>> start Dataset excerpts
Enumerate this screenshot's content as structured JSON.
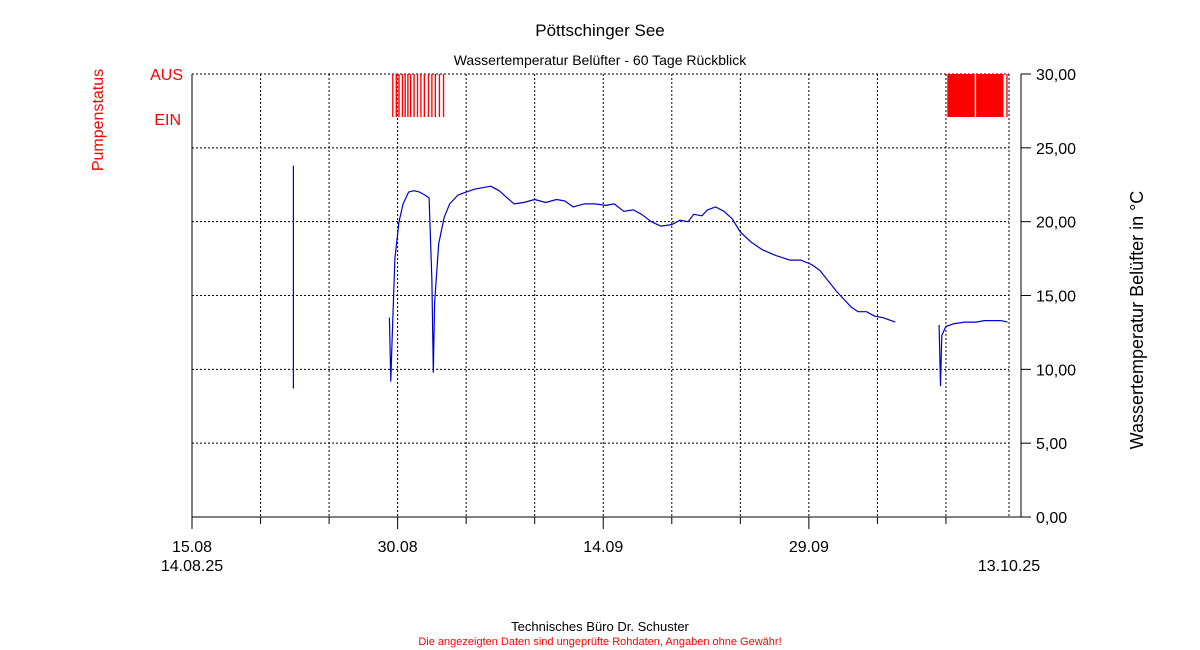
{
  "chart_data": {
    "type": "line",
    "title": "Pöttschinger See",
    "subtitle": "Wassertemperatur Belüfter - 60 Tage Rückblick",
    "ylabel_right": "Wassertemperatur Belüfter in °C",
    "ylabel_left": "Pumpenstatus",
    "pump_labels": {
      "off": "AUS",
      "on": "EIN"
    },
    "ylim": [
      0,
      30
    ],
    "y_ticks": [
      "0,00",
      "5,00",
      "10,00",
      "15,00",
      "20,00",
      "25,00",
      "30,00"
    ],
    "y_tick_values": [
      0,
      5,
      10,
      15,
      20,
      25,
      30
    ],
    "x_range_days": [
      0,
      59.6
    ],
    "x_tick_labels": [
      {
        "day": 0.0,
        "label": "15.08"
      },
      {
        "day": 15.0,
        "label": "30.08"
      },
      {
        "day": 30.0,
        "label": "14.09"
      },
      {
        "day": 45.0,
        "label": "29.09"
      }
    ],
    "x_minor_ticks_days": [
      5,
      10,
      20,
      25,
      35,
      40,
      50,
      55
    ],
    "x_range_labels": {
      "start": "14.08.25",
      "end": "13.10.25"
    },
    "grid": true,
    "series": [
      {
        "color": "#0000cc",
        "segments": [
          [
            [
              7.4,
              23.8
            ],
            [
              7.4,
              8.7
            ]
          ],
          [
            [
              14.4,
              13.5
            ],
            [
              14.5,
              9.2
            ],
            [
              14.6,
              12.0
            ],
            [
              14.8,
              17.5
            ],
            [
              15.1,
              20.0
            ],
            [
              15.4,
              21.2
            ],
            [
              15.8,
              22.0
            ],
            [
              16.2,
              22.1
            ],
            [
              16.6,
              22.0
            ],
            [
              17.0,
              21.8
            ],
            [
              17.3,
              21.6
            ],
            [
              17.5,
              16.0
            ],
            [
              17.6,
              9.8
            ],
            [
              17.7,
              14.5
            ],
            [
              18.0,
              18.5
            ],
            [
              18.4,
              20.3
            ],
            [
              18.8,
              21.2
            ],
            [
              19.4,
              21.8
            ],
            [
              20.0,
              22.0
            ],
            [
              20.6,
              22.2
            ],
            [
              21.2,
              22.3
            ],
            [
              21.8,
              22.4
            ],
            [
              22.4,
              22.1
            ],
            [
              23.0,
              21.6
            ],
            [
              23.5,
              21.2
            ],
            [
              24.2,
              21.3
            ],
            [
              25.0,
              21.5
            ],
            [
              25.8,
              21.3
            ],
            [
              26.6,
              21.5
            ],
            [
              27.2,
              21.4
            ],
            [
              27.8,
              21.0
            ],
            [
              28.6,
              21.2
            ],
            [
              29.4,
              21.2
            ],
            [
              30.2,
              21.1
            ],
            [
              30.8,
              21.2
            ],
            [
              31.5,
              20.7
            ],
            [
              32.2,
              20.8
            ],
            [
              32.8,
              20.5
            ],
            [
              33.5,
              20.0
            ],
            [
              34.2,
              19.7
            ],
            [
              35.0,
              19.8
            ],
            [
              35.6,
              20.1
            ],
            [
              36.2,
              20.0
            ],
            [
              36.6,
              20.5
            ],
            [
              37.2,
              20.4
            ],
            [
              37.6,
              20.8
            ],
            [
              38.2,
              21.0
            ],
            [
              38.8,
              20.7
            ],
            [
              39.4,
              20.2
            ],
            [
              40.0,
              19.3
            ],
            [
              40.8,
              18.6
            ],
            [
              41.6,
              18.1
            ],
            [
              42.6,
              17.7
            ],
            [
              43.6,
              17.4
            ],
            [
              44.4,
              17.4
            ],
            [
              45.2,
              17.1
            ],
            [
              45.8,
              16.7
            ],
            [
              46.4,
              16.0
            ],
            [
              47.0,
              15.3
            ],
            [
              47.6,
              14.7
            ],
            [
              48.1,
              14.2
            ],
            [
              48.6,
              13.9
            ],
            [
              49.2,
              13.9
            ],
            [
              49.8,
              13.6
            ],
            [
              50.4,
              13.5
            ],
            [
              51.0,
              13.3
            ],
            [
              51.3,
              13.2
            ]
          ],
          [
            [
              54.5,
              13.0
            ],
            [
              54.6,
              8.9
            ],
            [
              54.7,
              12.3
            ],
            [
              55.0,
              12.9
            ],
            [
              55.6,
              13.1
            ],
            [
              56.4,
              13.2
            ],
            [
              57.2,
              13.2
            ],
            [
              57.8,
              13.3
            ],
            [
              58.4,
              13.3
            ],
            [
              59.0,
              13.3
            ],
            [
              59.5,
              13.2
            ]
          ]
        ]
      }
    ],
    "pump_status": {
      "color": "#ff0000",
      "on_intervals": [
        [
          14.6,
          14.7
        ],
        [
          14.85,
          14.95
        ],
        [
          15.05,
          15.15
        ],
        [
          15.3,
          15.4
        ],
        [
          15.5,
          15.6
        ],
        [
          15.7,
          15.8
        ],
        [
          15.9,
          16.0
        ],
        [
          16.15,
          16.25
        ],
        [
          16.4,
          16.5
        ],
        [
          16.65,
          16.75
        ],
        [
          16.9,
          17.0
        ],
        [
          17.2,
          17.3
        ],
        [
          17.45,
          17.55
        ],
        [
          17.7,
          17.8
        ],
        [
          18.0,
          18.1
        ],
        [
          18.3,
          18.4
        ],
        [
          55.1,
          57.1
        ],
        [
          57.2,
          59.2
        ],
        [
          59.4,
          59.5
        ]
      ]
    }
  },
  "footer": {
    "credit": "Technisches Büro Dr. Schuster",
    "disclaimer": "Die angezeigten Daten sind ungeprüfte Rohdaten, Angaben ohne Gewähr!"
  }
}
>> end Dataset excerpts
**Your goal**
Write out the records above exactly as they appear, leaving out any pictures.

**Complete response**
Enumerate this screenshot's content as structured JSON.
{
  "chart_data": {
    "type": "line",
    "title": "Pöttschinger See",
    "subtitle": "Wassertemperatur Belüfter - 60 Tage Rückblick",
    "ylabel_right": "Wassertemperatur Belüfter in °C",
    "ylabel_left": "Pumpenstatus",
    "pump_labels": {
      "off": "AUS",
      "on": "EIN"
    },
    "ylim": [
      0,
      30
    ],
    "y_ticks": [
      "0,00",
      "5,00",
      "10,00",
      "15,00",
      "20,00",
      "25,00",
      "30,00"
    ],
    "y_tick_values": [
      0,
      5,
      10,
      15,
      20,
      25,
      30
    ],
    "x_range_days": [
      0,
      59.6
    ],
    "x_tick_labels": [
      {
        "day": 0.0,
        "label": "15.08"
      },
      {
        "day": 15.0,
        "label": "30.08"
      },
      {
        "day": 30.0,
        "label": "14.09"
      },
      {
        "day": 45.0,
        "label": "29.09"
      }
    ],
    "x_minor_ticks_days": [
      5,
      10,
      20,
      25,
      35,
      40,
      50,
      55
    ],
    "x_range_labels": {
      "start": "14.08.25",
      "end": "13.10.25"
    },
    "grid": true,
    "series": [
      {
        "color": "#0000cc",
        "segments": [
          [
            [
              7.4,
              23.8
            ],
            [
              7.4,
              8.7
            ]
          ],
          [
            [
              14.4,
              13.5
            ],
            [
              14.5,
              9.2
            ],
            [
              14.6,
              12.0
            ],
            [
              14.8,
              17.5
            ],
            [
              15.1,
              20.0
            ],
            [
              15.4,
              21.2
            ],
            [
              15.8,
              22.0
            ],
            [
              16.2,
              22.1
            ],
            [
              16.6,
              22.0
            ],
            [
              17.0,
              21.8
            ],
            [
              17.3,
              21.6
            ],
            [
              17.5,
              16.0
            ],
            [
              17.6,
              9.8
            ],
            [
              17.7,
              14.5
            ],
            [
              18.0,
              18.5
            ],
            [
              18.4,
              20.3
            ],
            [
              18.8,
              21.2
            ],
            [
              19.4,
              21.8
            ],
            [
              20.0,
              22.0
            ],
            [
              20.6,
              22.2
            ],
            [
              21.2,
              22.3
            ],
            [
              21.8,
              22.4
            ],
            [
              22.4,
              22.1
            ],
            [
              23.0,
              21.6
            ],
            [
              23.5,
              21.2
            ],
            [
              24.2,
              21.3
            ],
            [
              25.0,
              21.5
            ],
            [
              25.8,
              21.3
            ],
            [
              26.6,
              21.5
            ],
            [
              27.2,
              21.4
            ],
            [
              27.8,
              21.0
            ],
            [
              28.6,
              21.2
            ],
            [
              29.4,
              21.2
            ],
            [
              30.2,
              21.1
            ],
            [
              30.8,
              21.2
            ],
            [
              31.5,
              20.7
            ],
            [
              32.2,
              20.8
            ],
            [
              32.8,
              20.5
            ],
            [
              33.5,
              20.0
            ],
            [
              34.2,
              19.7
            ],
            [
              35.0,
              19.8
            ],
            [
              35.6,
              20.1
            ],
            [
              36.2,
              20.0
            ],
            [
              36.6,
              20.5
            ],
            [
              37.2,
              20.4
            ],
            [
              37.6,
              20.8
            ],
            [
              38.2,
              21.0
            ],
            [
              38.8,
              20.7
            ],
            [
              39.4,
              20.2
            ],
            [
              40.0,
              19.3
            ],
            [
              40.8,
              18.6
            ],
            [
              41.6,
              18.1
            ],
            [
              42.6,
              17.7
            ],
            [
              43.6,
              17.4
            ],
            [
              44.4,
              17.4
            ],
            [
              45.2,
              17.1
            ],
            [
              45.8,
              16.7
            ],
            [
              46.4,
              16.0
            ],
            [
              47.0,
              15.3
            ],
            [
              47.6,
              14.7
            ],
            [
              48.1,
              14.2
            ],
            [
              48.6,
              13.9
            ],
            [
              49.2,
              13.9
            ],
            [
              49.8,
              13.6
            ],
            [
              50.4,
              13.5
            ],
            [
              51.0,
              13.3
            ],
            [
              51.3,
              13.2
            ]
          ],
          [
            [
              54.5,
              13.0
            ],
            [
              54.6,
              8.9
            ],
            [
              54.7,
              12.3
            ],
            [
              55.0,
              12.9
            ],
            [
              55.6,
              13.1
            ],
            [
              56.4,
              13.2
            ],
            [
              57.2,
              13.2
            ],
            [
              57.8,
              13.3
            ],
            [
              58.4,
              13.3
            ],
            [
              59.0,
              13.3
            ],
            [
              59.5,
              13.2
            ]
          ]
        ]
      }
    ],
    "pump_status": {
      "color": "#ff0000",
      "on_intervals": [
        [
          14.6,
          14.7
        ],
        [
          14.85,
          14.95
        ],
        [
          15.05,
          15.15
        ],
        [
          15.3,
          15.4
        ],
        [
          15.5,
          15.6
        ],
        [
          15.7,
          15.8
        ],
        [
          15.9,
          16.0
        ],
        [
          16.15,
          16.25
        ],
        [
          16.4,
          16.5
        ],
        [
          16.65,
          16.75
        ],
        [
          16.9,
          17.0
        ],
        [
          17.2,
          17.3
        ],
        [
          17.45,
          17.55
        ],
        [
          17.7,
          17.8
        ],
        [
          18.0,
          18.1
        ],
        [
          18.3,
          18.4
        ],
        [
          55.1,
          57.1
        ],
        [
          57.2,
          59.2
        ],
        [
          59.4,
          59.5
        ]
      ]
    }
  },
  "footer": {
    "credit": "Technisches Büro Dr. Schuster",
    "disclaimer": "Die angezeigten Daten sind ungeprüfte Rohdaten, Angaben ohne Gewähr!"
  }
}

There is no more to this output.